→ Supplied records:
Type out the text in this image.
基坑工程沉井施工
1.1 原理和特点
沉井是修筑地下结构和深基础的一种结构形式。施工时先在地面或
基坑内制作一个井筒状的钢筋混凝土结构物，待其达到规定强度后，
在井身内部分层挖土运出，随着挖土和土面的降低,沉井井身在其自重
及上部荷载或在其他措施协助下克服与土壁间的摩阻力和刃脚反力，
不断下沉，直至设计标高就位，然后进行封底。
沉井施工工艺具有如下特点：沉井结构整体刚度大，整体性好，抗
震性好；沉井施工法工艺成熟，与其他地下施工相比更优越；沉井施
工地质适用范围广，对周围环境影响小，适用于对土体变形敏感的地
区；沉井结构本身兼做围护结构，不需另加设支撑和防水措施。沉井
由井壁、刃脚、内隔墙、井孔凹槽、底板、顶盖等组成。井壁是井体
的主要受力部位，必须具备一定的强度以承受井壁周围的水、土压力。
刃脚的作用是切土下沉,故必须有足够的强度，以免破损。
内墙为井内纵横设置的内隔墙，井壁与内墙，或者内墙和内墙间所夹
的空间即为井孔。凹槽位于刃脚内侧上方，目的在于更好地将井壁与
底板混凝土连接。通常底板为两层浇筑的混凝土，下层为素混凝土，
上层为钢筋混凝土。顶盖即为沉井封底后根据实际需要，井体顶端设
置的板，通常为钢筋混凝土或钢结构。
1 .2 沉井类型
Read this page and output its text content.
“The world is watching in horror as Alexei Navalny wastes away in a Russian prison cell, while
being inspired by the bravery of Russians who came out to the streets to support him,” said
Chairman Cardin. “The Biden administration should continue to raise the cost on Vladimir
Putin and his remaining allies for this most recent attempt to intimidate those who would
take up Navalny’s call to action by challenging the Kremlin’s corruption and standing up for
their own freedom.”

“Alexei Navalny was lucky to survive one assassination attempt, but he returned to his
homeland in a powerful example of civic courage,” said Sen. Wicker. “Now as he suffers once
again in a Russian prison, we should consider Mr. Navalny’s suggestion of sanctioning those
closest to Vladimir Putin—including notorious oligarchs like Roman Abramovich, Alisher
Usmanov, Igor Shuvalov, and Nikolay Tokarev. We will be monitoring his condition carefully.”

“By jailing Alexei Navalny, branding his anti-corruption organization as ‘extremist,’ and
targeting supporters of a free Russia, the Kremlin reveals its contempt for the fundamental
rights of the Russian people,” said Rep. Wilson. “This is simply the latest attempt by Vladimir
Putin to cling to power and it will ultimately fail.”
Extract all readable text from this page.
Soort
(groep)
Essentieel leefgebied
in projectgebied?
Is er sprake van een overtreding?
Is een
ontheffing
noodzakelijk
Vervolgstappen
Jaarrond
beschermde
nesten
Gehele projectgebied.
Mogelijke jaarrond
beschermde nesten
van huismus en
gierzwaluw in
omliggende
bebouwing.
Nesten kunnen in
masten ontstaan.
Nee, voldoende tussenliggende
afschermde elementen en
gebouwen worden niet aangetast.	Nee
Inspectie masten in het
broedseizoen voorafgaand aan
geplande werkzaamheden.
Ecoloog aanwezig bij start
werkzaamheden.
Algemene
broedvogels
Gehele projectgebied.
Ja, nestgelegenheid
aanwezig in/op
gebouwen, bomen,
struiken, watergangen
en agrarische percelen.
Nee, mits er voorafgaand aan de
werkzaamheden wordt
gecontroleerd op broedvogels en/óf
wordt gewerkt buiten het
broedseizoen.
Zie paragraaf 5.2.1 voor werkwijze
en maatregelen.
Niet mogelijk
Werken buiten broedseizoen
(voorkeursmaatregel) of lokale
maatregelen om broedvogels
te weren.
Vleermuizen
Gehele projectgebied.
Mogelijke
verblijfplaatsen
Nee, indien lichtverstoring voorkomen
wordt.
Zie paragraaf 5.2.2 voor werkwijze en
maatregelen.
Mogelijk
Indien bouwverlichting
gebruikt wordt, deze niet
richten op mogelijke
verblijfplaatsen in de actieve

→ Prompt: From the listing above, collect each line in which the string "should" appears.

→ Response for this exercise:
Chairman Cardin. “The Biden administration should continue to raise the cost on Vladimir
again in a Russian prison, we should consider Mr. Navalny’s suggestion of sanctioning those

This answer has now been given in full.